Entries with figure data
┄┄┄┄┄┄┄┄┄┄┄┄┄┄┄┄┄┄┄┄

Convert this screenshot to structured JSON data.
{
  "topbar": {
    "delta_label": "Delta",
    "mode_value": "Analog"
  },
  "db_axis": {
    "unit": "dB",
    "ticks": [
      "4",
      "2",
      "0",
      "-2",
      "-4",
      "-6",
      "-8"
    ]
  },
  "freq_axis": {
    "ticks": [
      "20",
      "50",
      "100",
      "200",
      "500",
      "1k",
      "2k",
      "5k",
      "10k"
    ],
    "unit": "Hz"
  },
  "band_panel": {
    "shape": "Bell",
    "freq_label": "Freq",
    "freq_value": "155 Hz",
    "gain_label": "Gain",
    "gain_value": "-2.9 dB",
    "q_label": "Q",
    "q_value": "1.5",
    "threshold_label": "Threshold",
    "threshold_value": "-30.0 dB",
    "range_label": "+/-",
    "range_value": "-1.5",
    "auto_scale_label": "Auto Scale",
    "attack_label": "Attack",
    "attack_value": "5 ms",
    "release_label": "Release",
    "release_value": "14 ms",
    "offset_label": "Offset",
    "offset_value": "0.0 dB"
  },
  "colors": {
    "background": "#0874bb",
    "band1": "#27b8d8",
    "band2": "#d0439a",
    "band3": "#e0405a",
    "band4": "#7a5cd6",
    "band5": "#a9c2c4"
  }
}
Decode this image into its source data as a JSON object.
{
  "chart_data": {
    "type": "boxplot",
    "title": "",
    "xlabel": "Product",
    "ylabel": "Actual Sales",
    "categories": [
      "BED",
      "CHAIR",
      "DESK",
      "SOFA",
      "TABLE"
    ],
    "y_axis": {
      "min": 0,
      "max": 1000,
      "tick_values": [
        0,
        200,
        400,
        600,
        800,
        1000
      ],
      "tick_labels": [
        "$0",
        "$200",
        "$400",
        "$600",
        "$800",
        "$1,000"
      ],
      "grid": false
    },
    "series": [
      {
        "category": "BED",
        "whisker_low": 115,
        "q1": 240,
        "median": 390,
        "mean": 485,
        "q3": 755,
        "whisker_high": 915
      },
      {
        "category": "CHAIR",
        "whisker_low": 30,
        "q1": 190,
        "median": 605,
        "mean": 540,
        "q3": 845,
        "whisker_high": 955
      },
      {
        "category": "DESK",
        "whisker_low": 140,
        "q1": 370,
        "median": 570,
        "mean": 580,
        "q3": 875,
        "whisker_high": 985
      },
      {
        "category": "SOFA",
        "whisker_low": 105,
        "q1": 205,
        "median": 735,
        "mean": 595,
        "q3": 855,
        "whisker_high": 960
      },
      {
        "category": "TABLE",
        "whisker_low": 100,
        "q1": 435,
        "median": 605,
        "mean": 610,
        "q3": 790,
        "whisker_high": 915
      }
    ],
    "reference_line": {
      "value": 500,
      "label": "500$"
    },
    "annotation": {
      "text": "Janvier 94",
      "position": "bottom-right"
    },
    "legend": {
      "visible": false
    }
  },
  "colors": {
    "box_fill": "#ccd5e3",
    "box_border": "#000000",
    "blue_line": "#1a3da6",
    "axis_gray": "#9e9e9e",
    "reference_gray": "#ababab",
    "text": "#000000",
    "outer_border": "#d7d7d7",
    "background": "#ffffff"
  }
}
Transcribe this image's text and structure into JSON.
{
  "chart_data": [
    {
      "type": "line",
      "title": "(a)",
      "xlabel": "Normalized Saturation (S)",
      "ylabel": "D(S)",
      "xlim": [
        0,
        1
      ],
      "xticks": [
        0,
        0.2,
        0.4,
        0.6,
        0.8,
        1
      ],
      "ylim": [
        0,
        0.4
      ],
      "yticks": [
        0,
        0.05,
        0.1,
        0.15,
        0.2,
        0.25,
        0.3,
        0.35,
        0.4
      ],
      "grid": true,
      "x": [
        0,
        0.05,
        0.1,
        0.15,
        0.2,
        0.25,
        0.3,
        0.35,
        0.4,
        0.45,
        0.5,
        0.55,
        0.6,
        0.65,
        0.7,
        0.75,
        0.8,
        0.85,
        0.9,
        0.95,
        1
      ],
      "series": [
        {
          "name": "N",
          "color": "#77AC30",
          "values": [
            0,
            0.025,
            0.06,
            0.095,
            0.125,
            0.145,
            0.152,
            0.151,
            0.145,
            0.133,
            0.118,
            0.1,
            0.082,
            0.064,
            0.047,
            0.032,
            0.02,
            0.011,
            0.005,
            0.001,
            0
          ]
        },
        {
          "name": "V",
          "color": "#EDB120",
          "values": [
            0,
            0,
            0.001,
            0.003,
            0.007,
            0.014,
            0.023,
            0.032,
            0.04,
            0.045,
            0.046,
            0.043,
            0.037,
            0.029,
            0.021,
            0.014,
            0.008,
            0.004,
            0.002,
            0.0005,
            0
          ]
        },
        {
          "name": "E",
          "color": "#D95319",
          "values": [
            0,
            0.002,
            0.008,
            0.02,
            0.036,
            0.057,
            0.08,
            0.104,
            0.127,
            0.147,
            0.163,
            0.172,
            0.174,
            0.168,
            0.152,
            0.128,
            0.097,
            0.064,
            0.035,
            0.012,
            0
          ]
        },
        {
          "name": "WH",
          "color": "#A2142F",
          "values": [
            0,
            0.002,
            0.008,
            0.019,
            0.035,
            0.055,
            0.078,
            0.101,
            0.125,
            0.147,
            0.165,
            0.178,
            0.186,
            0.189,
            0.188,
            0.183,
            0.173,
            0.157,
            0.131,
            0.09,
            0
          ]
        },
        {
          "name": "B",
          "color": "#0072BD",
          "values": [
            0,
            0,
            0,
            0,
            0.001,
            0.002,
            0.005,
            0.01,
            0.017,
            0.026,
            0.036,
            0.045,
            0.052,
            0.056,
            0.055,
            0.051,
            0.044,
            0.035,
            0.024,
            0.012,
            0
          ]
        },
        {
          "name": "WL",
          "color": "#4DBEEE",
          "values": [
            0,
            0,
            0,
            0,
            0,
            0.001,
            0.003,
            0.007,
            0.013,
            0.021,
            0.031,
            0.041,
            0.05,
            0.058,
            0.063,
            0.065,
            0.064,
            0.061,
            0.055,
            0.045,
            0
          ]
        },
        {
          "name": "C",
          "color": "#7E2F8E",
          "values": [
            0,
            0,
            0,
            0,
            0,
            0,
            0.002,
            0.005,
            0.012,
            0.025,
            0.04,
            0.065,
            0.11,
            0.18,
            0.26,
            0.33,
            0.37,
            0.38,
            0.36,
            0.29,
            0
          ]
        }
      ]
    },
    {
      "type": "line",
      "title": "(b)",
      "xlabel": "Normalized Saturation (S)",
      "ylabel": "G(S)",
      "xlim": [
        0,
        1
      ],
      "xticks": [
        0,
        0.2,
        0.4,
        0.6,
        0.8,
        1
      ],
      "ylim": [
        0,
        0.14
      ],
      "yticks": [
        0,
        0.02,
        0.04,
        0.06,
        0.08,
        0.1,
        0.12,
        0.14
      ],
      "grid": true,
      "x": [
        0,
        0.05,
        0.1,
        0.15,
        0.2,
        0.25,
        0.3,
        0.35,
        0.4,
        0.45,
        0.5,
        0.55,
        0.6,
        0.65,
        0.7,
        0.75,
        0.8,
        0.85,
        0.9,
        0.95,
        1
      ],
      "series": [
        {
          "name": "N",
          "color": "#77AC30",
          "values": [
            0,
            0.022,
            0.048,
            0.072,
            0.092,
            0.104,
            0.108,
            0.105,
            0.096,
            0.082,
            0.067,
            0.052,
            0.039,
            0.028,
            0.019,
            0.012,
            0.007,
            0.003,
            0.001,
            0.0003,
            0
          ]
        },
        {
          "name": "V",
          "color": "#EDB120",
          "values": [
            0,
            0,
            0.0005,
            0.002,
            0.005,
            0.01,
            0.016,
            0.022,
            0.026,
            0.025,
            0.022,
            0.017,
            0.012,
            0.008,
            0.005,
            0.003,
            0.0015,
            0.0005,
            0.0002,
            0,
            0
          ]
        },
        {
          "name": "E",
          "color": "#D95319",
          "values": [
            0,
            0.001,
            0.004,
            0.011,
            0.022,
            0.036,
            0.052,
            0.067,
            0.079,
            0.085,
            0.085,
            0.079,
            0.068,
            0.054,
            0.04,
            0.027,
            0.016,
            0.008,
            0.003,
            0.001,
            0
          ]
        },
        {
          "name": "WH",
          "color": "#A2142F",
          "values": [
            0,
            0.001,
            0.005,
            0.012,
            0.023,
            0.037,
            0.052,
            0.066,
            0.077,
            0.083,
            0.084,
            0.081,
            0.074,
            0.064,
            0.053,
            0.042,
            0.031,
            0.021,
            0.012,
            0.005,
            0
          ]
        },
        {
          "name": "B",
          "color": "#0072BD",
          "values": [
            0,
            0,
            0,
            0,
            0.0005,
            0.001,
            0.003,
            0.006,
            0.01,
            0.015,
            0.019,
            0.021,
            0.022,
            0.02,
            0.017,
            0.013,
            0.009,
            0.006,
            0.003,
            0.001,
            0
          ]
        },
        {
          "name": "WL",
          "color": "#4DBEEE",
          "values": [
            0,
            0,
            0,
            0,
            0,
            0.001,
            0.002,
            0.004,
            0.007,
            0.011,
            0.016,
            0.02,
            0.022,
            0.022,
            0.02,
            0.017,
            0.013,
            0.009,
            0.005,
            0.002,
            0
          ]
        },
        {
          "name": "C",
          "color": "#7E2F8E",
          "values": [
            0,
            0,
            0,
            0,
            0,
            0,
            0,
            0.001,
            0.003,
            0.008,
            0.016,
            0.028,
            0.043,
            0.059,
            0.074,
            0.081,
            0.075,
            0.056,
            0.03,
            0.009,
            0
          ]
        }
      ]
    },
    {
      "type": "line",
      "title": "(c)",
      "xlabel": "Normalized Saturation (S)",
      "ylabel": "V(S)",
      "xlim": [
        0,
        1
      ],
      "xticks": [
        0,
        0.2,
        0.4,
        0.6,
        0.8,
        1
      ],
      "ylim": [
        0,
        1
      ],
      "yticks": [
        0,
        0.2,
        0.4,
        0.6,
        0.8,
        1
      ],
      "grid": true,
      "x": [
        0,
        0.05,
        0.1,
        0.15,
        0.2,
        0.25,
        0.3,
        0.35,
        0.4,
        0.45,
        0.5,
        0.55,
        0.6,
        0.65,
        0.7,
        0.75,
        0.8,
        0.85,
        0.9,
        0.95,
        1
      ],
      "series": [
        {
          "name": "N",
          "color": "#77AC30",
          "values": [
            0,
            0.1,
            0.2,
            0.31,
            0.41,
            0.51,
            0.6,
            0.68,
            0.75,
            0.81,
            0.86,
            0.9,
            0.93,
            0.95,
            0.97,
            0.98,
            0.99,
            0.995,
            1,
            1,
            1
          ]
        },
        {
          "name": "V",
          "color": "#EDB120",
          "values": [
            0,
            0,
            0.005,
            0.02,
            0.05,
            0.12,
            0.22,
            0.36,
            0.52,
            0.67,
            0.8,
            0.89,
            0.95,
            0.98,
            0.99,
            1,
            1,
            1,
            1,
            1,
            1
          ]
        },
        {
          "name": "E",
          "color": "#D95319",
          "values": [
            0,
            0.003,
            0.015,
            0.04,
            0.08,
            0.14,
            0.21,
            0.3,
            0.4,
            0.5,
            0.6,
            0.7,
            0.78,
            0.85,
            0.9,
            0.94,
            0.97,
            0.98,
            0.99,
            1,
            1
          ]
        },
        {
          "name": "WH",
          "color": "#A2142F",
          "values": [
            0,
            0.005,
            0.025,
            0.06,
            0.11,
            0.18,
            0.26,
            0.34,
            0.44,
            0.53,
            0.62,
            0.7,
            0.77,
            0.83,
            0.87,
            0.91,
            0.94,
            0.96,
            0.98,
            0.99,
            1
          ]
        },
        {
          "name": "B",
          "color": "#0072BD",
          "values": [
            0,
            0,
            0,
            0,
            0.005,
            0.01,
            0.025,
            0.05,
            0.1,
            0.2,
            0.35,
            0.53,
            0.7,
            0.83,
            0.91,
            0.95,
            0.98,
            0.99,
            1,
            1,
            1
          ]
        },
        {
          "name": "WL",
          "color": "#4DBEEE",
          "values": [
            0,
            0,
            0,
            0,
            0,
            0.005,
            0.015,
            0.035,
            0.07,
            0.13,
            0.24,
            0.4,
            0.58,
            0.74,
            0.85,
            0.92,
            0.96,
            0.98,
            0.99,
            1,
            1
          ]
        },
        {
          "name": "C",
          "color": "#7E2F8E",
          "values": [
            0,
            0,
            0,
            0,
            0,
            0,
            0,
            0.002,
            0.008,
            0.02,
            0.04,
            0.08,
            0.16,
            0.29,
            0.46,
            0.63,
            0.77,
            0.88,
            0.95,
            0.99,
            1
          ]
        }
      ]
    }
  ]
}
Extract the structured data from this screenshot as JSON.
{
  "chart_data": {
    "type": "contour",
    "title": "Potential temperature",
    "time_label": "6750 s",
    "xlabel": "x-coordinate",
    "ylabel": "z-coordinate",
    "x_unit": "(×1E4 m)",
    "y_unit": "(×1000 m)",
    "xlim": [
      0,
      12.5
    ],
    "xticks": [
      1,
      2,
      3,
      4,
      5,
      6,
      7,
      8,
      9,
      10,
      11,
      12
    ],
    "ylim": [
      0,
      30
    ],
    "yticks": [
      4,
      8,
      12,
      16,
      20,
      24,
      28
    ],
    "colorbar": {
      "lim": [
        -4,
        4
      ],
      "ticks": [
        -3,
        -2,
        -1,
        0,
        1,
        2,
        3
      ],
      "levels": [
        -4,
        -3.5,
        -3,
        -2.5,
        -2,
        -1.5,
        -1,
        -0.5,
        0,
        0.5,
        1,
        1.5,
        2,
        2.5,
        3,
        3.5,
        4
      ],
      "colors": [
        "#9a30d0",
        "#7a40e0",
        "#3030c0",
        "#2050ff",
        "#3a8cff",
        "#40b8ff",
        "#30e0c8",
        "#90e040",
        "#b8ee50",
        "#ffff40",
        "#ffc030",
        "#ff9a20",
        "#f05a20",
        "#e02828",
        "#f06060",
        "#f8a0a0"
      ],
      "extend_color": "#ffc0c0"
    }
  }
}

┄┄┄┄┄┄┄┄┄┄┄┄┄┄┄┄┄┄┄┄

TASK PROMPT: Wherever a line in the data above holds "structured", copy that line.

ANSWER TO THE EXERCISE:
Convert this screenshot to structured JSON data.
Extract the structured data from this screenshot as JSON.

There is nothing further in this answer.